**OBJECTIVE**
Copy every line of the listing exactly.

**EXTRACTED RECORDS**

[Start]

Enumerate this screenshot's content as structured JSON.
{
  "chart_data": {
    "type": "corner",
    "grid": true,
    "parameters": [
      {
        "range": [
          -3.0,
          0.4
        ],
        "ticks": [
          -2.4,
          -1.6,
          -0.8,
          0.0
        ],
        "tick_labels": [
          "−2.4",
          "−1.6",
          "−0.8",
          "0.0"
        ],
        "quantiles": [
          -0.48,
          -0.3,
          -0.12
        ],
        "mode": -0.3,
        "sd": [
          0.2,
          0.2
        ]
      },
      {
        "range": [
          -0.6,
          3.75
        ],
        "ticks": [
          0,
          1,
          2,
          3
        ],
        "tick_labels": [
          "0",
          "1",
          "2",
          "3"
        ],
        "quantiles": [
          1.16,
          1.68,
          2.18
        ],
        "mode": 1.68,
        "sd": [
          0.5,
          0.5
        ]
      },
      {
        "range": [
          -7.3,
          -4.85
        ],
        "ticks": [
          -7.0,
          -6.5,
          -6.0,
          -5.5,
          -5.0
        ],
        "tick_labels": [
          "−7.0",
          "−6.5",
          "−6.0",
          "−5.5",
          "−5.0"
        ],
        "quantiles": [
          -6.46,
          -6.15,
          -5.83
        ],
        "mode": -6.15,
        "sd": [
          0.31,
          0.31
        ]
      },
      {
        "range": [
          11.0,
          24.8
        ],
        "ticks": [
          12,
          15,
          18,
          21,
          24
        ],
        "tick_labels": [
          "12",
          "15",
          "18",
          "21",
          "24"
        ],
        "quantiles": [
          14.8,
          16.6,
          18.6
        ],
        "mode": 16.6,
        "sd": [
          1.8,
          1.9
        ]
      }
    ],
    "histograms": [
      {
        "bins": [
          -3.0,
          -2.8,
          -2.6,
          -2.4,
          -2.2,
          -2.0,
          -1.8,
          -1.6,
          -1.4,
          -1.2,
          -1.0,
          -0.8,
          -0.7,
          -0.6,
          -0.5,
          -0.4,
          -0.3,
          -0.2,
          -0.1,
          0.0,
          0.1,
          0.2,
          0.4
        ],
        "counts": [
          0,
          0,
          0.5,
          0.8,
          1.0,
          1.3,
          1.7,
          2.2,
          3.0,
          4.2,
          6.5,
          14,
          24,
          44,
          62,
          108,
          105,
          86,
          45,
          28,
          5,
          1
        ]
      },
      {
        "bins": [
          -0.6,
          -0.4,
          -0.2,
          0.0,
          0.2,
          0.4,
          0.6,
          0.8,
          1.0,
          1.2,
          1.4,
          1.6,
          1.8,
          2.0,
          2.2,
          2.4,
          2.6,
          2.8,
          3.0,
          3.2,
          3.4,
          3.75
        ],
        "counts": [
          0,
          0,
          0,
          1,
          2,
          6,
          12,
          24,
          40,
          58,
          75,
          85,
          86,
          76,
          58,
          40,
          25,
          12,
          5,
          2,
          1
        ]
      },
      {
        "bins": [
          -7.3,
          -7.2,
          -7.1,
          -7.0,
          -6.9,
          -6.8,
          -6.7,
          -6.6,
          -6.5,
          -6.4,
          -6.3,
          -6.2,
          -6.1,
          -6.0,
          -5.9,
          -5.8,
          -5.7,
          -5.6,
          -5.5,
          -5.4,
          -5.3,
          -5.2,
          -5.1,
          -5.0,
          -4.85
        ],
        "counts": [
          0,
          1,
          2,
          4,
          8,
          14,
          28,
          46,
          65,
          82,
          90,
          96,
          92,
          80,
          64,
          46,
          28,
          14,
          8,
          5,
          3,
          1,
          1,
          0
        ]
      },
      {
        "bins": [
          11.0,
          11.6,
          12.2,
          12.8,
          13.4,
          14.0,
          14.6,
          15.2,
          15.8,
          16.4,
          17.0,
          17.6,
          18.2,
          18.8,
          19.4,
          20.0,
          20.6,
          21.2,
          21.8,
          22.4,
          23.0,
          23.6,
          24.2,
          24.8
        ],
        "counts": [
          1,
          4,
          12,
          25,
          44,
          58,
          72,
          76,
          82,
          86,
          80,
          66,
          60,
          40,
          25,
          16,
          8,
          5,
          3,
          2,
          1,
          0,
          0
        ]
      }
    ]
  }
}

[End]

**OUTPUT FOR THIS TASK**
Enumerate this screenshot's content as structured JSON.
{
  "chart_data": {
    "type": "corner",
    "grid": true,
    "parameters": [
      {
        "range": [
          -3.0,
          0.4
        ],
        "ticks": [
          -2.4,
          -1.6,
          -0.8,
          0.0
        ],
        "tick_labels": [
          "−2.4",
          "−1.6",
          "−0.8",
          "0.0"
        ],
        "quantiles": [
          -0.48,
          -0.3,
          -0.12
        ],
        "mode": -0.3,
        "sd": [
          0.2,
          0.2
        ]
      },
      {
        "range": [
          -0.6,
          3.75
        ],
        "ticks": [
          0,
          1,
          2,
          3
        ],
        "tick_labels": [
          "0",
          "1",
          "2",
          "3"
        ],
        "quantiles": [
          1.16,
          1.68,
          2.18
        ],
        "mode": 1.68,
        "sd": [
          0.5,
          0.5
        ]
      },
      {
        "range": [
          -7.3,
          -4.85
        ],
        "ticks": [
          -7.0,
          -6.5,
          -6.0,
          -5.5,
          -5.0
        ],
        "tick_labels": [
          "−7.0",
          "−6.5",
          "−6.0",
          "−5.5",
          "−5.0"
        ],
        "quantiles": [
          -6.46,
          -6.15,
          -5.83
        ],
        "mode": -6.15,
        "sd": [
          0.31,
          0.31
        ]
      },
      {
        "range": [
          11.0,
          24.8
        ],
        "ticks": [
          12,
          15,
          18,
          21,
          24
        ],
        "tick_labels": [
          "12",
          "15",
          "18",
          "21",
          "24"
        ],
        "quantiles": [
          14.8,
          16.6,
          18.6
        ],
        "mode": 16.6,
        "sd": [
          1.8,
          1.9
        ]
      }
    ],
    "histograms": [
      {
        "bins": [
          -3.0,
          -2.8,
          -2.6,
          -2.4,
          -2.2,
          -2.0,
          -1.8,
          -1.6,
          -1.4,
          -1.2,
          -1.0,
          -0.8,
          -0.7,
          -0.6,
          -0.5,
          -0.4,
          -0.3,
          -0.2,
          -0.1,
          0.0,
          0.1,
          0.2,
          0.4
        ],
        "counts": [
          0,
          0,
          0.5,
          0.8,
          1.0,
          1.3,
          1.7,
          2.2,
          3.0,
          4.2,
          6.5,
          14,
          24,
          44,
          62,
          108,
          105,
          86,
          45,
          28,
          5,
          1
        ]
      },
      {
        "bins": [
          -0.6,
          -0.4,
          -0.2,
          0.0,
          0.2,
          0.4,
          0.6,
          0.8,
          1.0,
          1.2,
          1.4,
          1.6,
          1.8,
          2.0,
          2.2,
          2.4,
          2.6,
          2.8,
          3.0,
          3.2,
          3.4,
          3.75
        ],
        "counts": [
          0,
          0,
          0,
          1,
          2,
          6,
          12,
          24,
          40,
          58,
          75,
          85,
          86,
          76,
          58,
          40,
          25,
          12,
          5,
          2,
          1
        ]
      },
      {
        "bins": [
          -7.3,
          -7.2,
          -7.1,
          -7.0,
          -6.9,
          -6.8,
          -6.7,
          -6.6,
          -6.5,
          -6.4,
          -6.3,
          -6.2,
          -6.1,
          -6.0,
          -5.9,
          -5.8,
          -5.7,
          -5.6,
          -5.5,
          -5.4,
          -5.3,
          -5.2,
          -5.1,
          -5.0,
          -4.85
        ],
        "counts": [
          0,
          1,
          2,
          4,
          8,
          14,
          28,
          46,
          65,
          82,
          90,
          96,
          92,
          80,
          64,
          46,
          28,
          14,
          8,
          5,
          3,
          1,
          1,
          0
        ]
      },
      {
        "bins": [
          11.0,
          11.6,
          12.2,
          12.8,
          13.4,
          14.0,
          14.6,
          15.2,
          15.8,
          16.4,
          17.0,
          17.6,
          18.2,
          18.8,
          19.4,
          20.0,
          20.6,
          21.2,
          21.8,
          22.4,
          23.0,
          23.6,
          24.2,
          24.8
        ],
        "counts": [
          1,
          4,
          12,
          25,
          44,
          58,
          72,
          76,
          82,
          86,
          80,
          66,
          60,
          40,
          25,
          16,
          8,
          5,
          3,
          2,
          1,
          0,
          0
        ]
      }
    ]
  }
}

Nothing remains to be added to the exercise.